(Collected data entries)
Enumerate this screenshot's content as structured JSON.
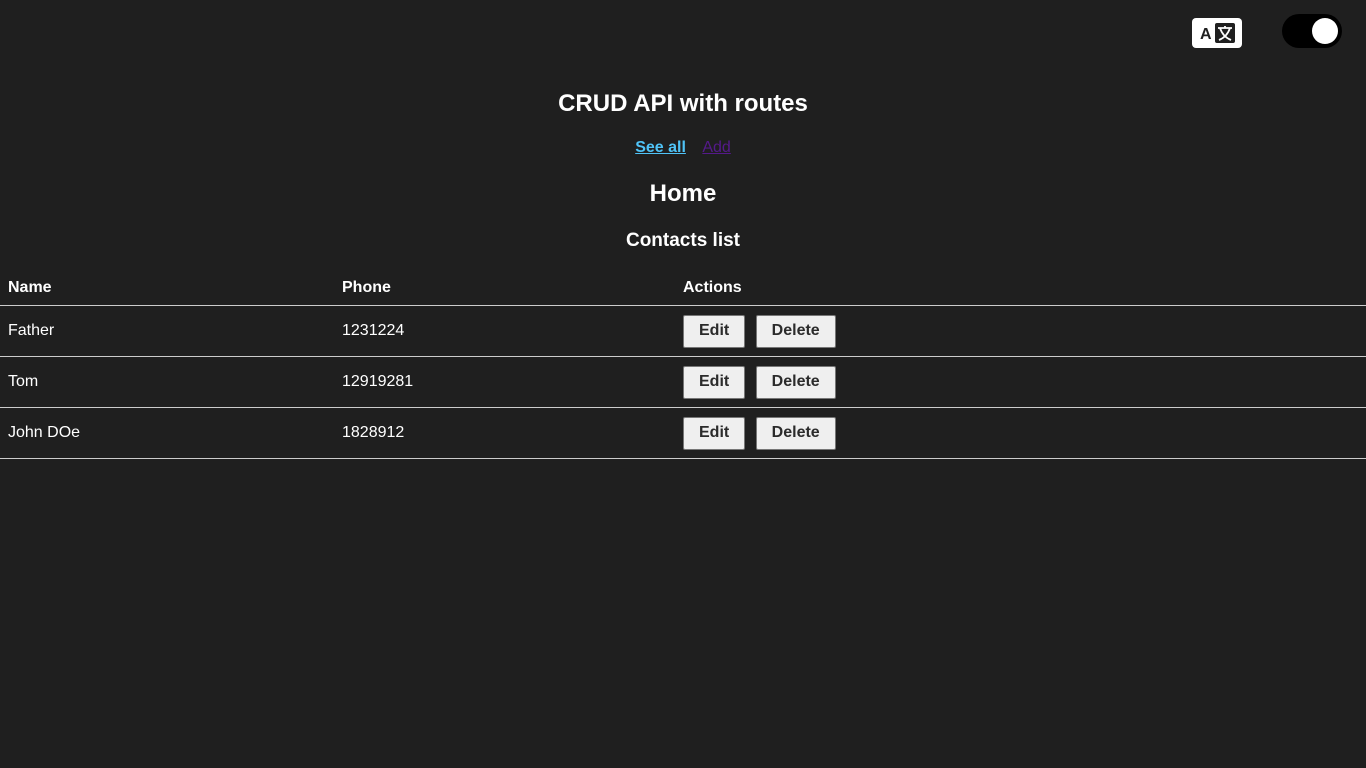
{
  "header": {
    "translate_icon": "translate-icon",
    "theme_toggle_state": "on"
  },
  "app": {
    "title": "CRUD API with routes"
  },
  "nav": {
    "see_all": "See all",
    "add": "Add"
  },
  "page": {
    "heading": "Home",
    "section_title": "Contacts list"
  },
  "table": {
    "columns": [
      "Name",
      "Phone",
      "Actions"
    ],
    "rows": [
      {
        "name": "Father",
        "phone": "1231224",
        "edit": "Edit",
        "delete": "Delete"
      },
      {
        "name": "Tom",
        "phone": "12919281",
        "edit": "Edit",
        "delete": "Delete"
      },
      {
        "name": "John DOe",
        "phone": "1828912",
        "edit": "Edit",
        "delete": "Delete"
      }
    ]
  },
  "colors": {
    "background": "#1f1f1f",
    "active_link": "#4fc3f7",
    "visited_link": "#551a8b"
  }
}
* * *
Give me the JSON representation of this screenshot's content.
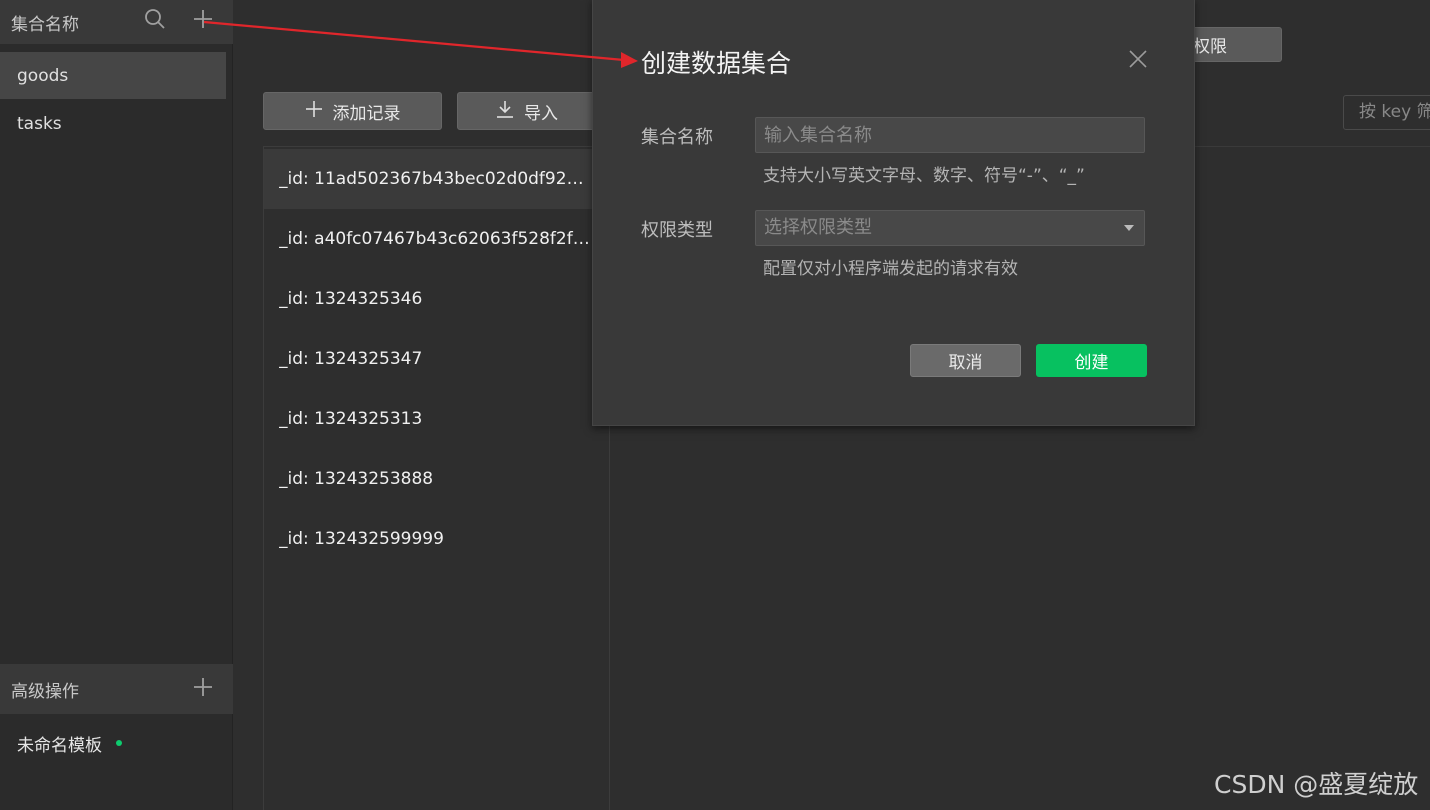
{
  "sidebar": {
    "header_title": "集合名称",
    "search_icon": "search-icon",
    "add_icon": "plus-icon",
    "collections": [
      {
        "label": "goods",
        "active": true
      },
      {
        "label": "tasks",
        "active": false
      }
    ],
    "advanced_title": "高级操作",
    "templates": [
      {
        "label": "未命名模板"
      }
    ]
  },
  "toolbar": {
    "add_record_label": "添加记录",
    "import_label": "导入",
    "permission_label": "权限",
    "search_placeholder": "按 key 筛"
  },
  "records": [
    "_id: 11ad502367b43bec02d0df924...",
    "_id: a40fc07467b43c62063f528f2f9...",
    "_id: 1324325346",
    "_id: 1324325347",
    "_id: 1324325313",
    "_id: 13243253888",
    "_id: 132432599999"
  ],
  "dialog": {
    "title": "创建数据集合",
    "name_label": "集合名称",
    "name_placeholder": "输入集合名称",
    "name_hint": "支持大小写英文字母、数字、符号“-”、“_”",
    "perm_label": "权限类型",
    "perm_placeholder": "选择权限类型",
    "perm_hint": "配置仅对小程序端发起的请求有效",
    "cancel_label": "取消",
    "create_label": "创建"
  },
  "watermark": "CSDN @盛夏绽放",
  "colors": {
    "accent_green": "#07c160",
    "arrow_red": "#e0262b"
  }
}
* * *
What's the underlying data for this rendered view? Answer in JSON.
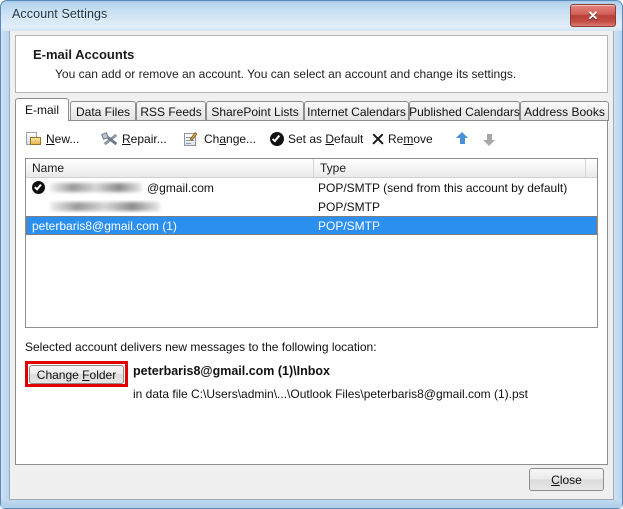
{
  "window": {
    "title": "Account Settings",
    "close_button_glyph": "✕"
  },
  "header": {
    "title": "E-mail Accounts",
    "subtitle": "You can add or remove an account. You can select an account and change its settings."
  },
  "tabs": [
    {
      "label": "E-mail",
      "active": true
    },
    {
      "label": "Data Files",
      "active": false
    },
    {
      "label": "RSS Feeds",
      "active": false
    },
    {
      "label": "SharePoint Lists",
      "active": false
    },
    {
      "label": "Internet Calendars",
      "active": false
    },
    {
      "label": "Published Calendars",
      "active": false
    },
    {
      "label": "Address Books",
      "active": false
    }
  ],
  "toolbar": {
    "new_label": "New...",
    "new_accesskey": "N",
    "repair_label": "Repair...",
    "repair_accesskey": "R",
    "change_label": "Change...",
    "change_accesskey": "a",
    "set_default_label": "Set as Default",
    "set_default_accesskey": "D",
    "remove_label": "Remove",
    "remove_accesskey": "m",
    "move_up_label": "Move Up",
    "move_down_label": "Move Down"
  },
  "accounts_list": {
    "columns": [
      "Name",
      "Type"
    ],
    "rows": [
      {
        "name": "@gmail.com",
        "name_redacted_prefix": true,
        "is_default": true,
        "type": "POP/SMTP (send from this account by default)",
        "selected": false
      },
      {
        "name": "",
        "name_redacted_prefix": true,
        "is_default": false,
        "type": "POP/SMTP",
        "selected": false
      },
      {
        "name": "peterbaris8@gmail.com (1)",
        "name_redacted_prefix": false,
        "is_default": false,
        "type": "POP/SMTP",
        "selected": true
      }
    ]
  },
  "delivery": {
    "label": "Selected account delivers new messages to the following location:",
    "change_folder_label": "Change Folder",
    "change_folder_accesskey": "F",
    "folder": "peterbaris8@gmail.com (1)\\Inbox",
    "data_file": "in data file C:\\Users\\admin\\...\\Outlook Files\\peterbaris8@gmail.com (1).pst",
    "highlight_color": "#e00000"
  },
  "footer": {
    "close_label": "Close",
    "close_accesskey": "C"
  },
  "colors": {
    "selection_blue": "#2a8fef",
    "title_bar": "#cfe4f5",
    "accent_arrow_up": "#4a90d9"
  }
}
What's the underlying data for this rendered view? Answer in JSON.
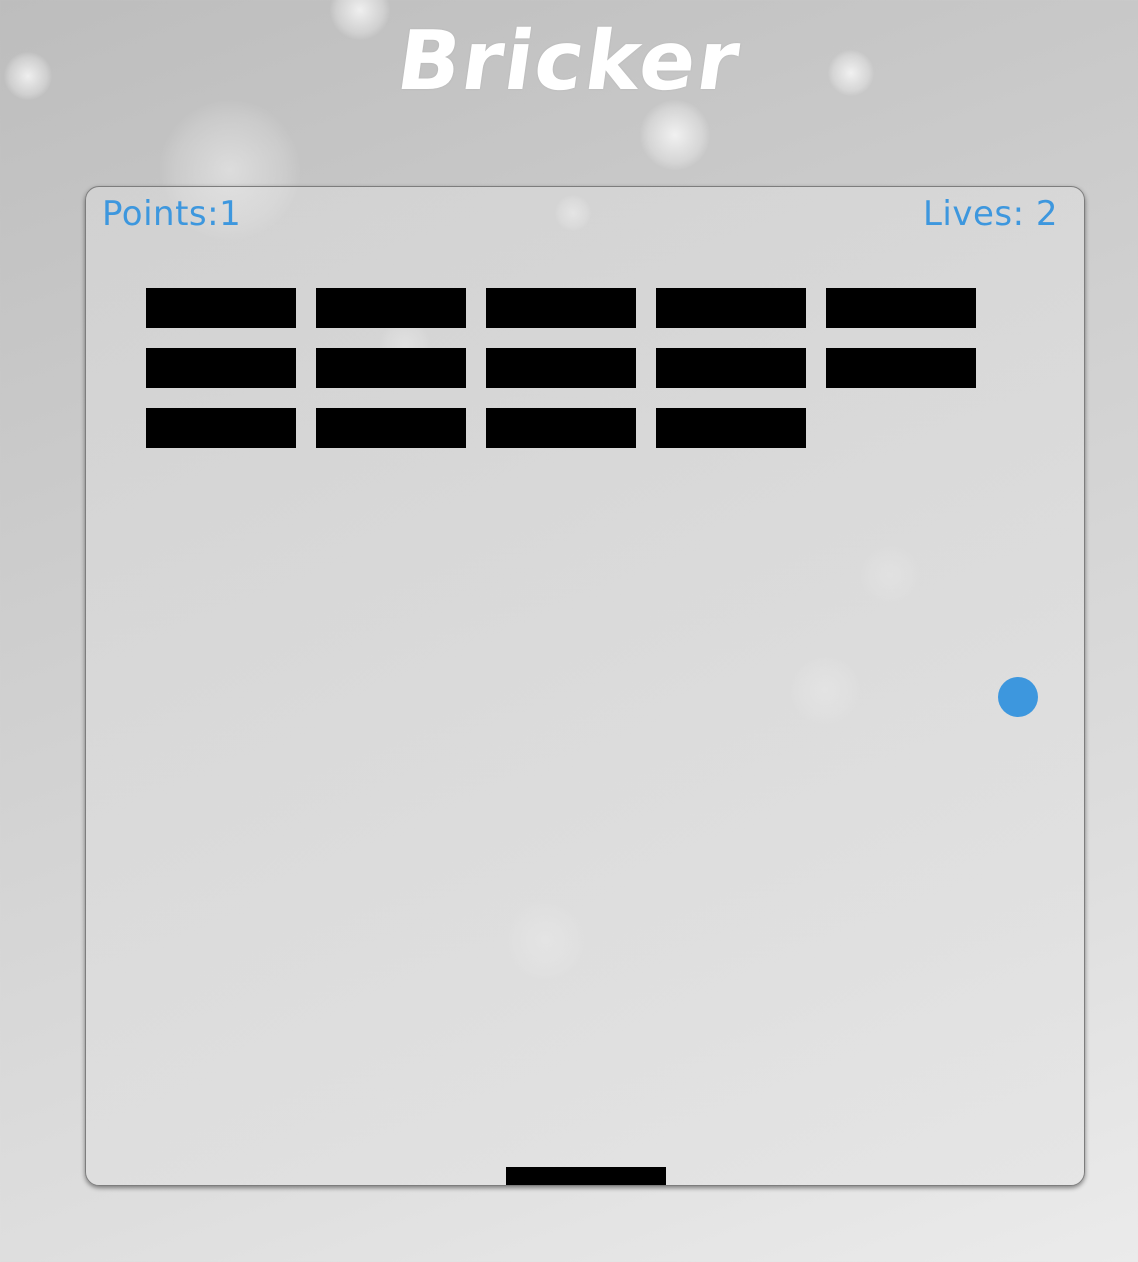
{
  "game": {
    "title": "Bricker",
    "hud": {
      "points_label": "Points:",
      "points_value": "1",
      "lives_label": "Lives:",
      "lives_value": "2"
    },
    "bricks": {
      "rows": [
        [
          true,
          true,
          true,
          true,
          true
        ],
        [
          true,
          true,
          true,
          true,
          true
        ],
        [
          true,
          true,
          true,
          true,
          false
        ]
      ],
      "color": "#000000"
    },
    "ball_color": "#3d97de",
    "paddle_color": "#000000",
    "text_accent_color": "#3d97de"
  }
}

◆ TASK INSTRUCTIONS ◆
Tally every line of the listing that holds the string "gmail", then give the number by itself.

◆ CORRECT ANSWER ◆
4